> [What the task asks]: Transcribe the material in full, exactly as written.

> [Supplied material]:
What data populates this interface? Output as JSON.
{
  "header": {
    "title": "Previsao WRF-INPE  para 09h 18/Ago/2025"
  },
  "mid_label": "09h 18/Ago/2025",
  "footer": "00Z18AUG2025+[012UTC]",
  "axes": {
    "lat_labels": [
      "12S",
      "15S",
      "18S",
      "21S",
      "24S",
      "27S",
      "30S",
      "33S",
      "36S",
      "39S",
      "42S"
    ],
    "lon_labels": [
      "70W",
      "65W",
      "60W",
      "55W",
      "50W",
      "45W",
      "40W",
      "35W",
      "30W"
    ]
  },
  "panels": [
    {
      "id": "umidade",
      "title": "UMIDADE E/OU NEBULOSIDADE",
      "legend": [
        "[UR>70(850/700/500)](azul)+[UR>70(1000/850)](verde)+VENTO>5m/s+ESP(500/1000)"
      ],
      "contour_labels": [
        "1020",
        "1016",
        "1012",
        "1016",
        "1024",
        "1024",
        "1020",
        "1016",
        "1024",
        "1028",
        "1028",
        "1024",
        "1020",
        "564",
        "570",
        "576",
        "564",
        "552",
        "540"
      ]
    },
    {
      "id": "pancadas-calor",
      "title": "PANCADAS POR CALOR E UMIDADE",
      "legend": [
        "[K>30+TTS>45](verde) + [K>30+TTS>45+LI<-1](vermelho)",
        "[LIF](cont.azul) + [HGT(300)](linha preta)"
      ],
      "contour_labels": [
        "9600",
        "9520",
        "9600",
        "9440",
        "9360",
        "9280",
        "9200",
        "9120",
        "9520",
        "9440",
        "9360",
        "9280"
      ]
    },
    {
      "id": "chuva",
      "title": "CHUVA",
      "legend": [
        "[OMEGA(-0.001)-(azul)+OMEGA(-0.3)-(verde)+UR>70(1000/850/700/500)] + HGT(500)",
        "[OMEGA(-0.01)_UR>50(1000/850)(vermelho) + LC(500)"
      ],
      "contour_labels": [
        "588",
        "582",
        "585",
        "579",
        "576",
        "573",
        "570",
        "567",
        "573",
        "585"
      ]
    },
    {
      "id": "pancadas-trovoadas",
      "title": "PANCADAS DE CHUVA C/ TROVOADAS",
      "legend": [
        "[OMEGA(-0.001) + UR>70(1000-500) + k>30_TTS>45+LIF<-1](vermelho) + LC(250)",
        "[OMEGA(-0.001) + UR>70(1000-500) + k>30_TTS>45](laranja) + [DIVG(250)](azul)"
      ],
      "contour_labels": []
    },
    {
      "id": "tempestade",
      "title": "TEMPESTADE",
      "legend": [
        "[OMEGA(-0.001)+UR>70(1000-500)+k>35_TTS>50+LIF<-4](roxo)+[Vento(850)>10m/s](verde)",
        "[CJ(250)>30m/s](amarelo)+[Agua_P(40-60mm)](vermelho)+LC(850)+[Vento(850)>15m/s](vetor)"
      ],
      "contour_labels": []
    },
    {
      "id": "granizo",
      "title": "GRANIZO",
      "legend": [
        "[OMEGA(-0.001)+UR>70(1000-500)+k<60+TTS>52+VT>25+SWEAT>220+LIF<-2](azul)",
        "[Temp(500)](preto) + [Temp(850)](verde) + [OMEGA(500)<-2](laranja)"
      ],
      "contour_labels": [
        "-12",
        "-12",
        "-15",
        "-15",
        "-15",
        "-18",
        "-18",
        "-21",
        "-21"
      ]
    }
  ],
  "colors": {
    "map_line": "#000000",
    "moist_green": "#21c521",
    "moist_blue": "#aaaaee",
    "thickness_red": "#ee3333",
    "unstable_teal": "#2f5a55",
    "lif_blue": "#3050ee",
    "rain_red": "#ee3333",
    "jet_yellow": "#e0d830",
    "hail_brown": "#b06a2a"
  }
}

> [Output]:
What data populates this interface? Output as JSON.
{
  "header": {
    "title": "Previsao WRF-INPE  para 09h 18/Ago/2025"
  },
  "mid_label": "09h 18/Ago/2025",
  "footer": "00Z18AUG2025+[012UTC]",
  "axes": {
    "lat_labels": [
      "12S",
      "15S",
      "18S",
      "21S",
      "24S",
      "27S",
      "30S",
      "33S",
      "36S",
      "39S",
      "42S"
    ],
    "lon_labels": [
      "70W",
      "65W",
      "60W",
      "55W",
      "50W",
      "45W",
      "40W",
      "35W",
      "30W"
    ]
  },
  "panels": [
    {
      "id": "umidade",
      "title": "UMIDADE E/OU NEBULOSIDADE",
      "legend": [
        "[UR>70(850/700/500)](azul)+[UR>70(1000/850)](verde)+VENTO>5m/s+ESP(500/1000)"
      ],
      "contour_labels": [
        "1020",
        "1016",
        "1012",
        "1016",
        "1024",
        "1024",
        "1020",
        "1016",
        "1024",
        "1028",
        "1028",
        "1024",
        "1020",
        "564",
        "570",
        "576",
        "564",
        "552",
        "540"
      ]
    },
    {
      "id": "pancadas-calor",
      "title": "PANCADAS POR CALOR E UMIDADE",
      "legend": [
        "[K>30+TTS>45](verde) + [K>30+TTS>45+LI<-1](vermelho)",
        "[LIF](cont.azul) + [HGT(300)](linha preta)"
      ],
      "contour_labels": [
        "9600",
        "9520",
        "9600",
        "9440",
        "9360",
        "9280",
        "9200",
        "9120",
        "9520",
        "9440",
        "9360",
        "9280"
      ]
    },
    {
      "id": "chuva",
      "title": "CHUVA",
      "legend": [
        "[OMEGA(-0.001)-(azul)+OMEGA(-0.3)-(verde)+UR>70(1000/850/700/500)] + HGT(500)",
        "[OMEGA(-0.01)_UR>50(1000/850)(vermelho) + LC(500)"
      ],
      "contour_labels": [
        "588",
        "582",
        "585",
        "579",
        "576",
        "573",
        "570",
        "567",
        "573",
        "585"
      ]
    },
    {
      "id": "pancadas-trovoadas",
      "title": "PANCADAS DE CHUVA C/ TROVOADAS",
      "legend": [
        "[OMEGA(-0.001) + UR>70(1000-500) + k>30_TTS>45+LIF<-1](vermelho) + LC(250)",
        "[OMEGA(-0.001) + UR>70(1000-500) + k>30_TTS>45](laranja) + [DIVG(250)](azul)"
      ],
      "contour_labels": []
    },
    {
      "id": "tempestade",
      "title": "TEMPESTADE",
      "legend": [
        "[OMEGA(-0.001)+UR>70(1000-500)+k>35_TTS>50+LIF<-4](roxo)+[Vento(850)>10m/s](verde)",
        "[CJ(250)>30m/s](amarelo)+[Agua_P(40-60mm)](vermelho)+LC(850)+[Vento(850)>15m/s](vetor)"
      ],
      "contour_labels": []
    },
    {
      "id": "granizo",
      "title": "GRANIZO",
      "legend": [
        "[OMEGA(-0.001)+UR>70(1000-500)+k<60+TTS>52+VT>25+SWEAT>220+LIF<-2](azul)",
        "[Temp(500)](preto) + [Temp(850)](verde) + [OMEGA(500)<-2](laranja)"
      ],
      "contour_labels": [
        "-12",
        "-12",
        "-15",
        "-15",
        "-15",
        "-18",
        "-18",
        "-21",
        "-21"
      ]
    }
  ],
  "colors": {
    "map_line": "#000000",
    "moist_green": "#21c521",
    "moist_blue": "#aaaaee",
    "thickness_red": "#ee3333",
    "unstable_teal": "#2f5a55",
    "lif_blue": "#3050ee",
    "rain_red": "#ee3333",
    "jet_yellow": "#e0d830",
    "hail_brown": "#b06a2a"
  }
}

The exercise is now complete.